Rows:
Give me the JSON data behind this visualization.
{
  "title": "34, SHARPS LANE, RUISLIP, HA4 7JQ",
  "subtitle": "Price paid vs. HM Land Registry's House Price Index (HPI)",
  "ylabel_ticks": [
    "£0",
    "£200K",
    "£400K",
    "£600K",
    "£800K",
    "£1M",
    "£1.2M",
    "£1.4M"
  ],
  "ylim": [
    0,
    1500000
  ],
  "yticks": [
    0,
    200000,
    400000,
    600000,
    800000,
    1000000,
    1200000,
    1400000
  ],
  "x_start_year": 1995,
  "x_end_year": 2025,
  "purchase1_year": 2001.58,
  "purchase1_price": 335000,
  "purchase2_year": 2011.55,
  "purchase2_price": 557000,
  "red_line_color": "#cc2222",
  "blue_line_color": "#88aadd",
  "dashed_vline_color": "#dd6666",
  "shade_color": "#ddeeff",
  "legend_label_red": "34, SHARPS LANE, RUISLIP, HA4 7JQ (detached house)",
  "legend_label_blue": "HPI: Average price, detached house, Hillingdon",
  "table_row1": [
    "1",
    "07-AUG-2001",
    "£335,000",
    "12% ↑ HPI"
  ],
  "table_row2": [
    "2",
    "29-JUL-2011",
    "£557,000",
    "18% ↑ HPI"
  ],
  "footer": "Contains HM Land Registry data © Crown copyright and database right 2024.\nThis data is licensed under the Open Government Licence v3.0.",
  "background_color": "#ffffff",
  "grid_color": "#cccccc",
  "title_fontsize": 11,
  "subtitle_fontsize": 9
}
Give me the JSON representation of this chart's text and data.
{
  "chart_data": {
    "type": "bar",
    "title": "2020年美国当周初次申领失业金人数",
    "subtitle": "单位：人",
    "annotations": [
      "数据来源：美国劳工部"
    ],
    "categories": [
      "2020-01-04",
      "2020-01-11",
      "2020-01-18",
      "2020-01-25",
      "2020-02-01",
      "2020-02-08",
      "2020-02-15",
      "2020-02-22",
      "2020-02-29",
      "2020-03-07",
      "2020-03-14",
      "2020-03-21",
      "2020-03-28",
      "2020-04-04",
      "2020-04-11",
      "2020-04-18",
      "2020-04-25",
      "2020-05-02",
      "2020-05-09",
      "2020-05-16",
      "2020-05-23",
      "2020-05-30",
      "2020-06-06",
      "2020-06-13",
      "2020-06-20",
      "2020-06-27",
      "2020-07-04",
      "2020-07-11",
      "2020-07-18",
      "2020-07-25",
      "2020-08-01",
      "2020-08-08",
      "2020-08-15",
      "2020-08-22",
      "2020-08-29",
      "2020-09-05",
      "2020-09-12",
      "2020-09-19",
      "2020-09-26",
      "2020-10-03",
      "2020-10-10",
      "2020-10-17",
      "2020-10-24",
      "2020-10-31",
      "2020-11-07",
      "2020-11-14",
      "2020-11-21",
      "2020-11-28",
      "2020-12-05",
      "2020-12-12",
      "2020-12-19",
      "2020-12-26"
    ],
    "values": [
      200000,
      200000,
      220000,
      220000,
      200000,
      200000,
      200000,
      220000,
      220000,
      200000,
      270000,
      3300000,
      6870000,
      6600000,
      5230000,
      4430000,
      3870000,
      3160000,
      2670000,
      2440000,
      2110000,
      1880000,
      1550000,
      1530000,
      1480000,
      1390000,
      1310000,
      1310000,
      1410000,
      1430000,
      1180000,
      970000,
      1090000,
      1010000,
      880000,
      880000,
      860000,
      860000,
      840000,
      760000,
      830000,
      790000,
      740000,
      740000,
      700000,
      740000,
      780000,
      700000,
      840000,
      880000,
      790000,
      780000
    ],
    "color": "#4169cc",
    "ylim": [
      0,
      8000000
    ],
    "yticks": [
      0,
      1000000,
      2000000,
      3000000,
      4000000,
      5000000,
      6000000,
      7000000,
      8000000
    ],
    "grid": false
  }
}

Set problem:
Locate the lines above that hold the word "JSON". Show every one of them.

Output:
Give me the JSON data behind this visualization.
Give me the JSON representation of this chart's text and data.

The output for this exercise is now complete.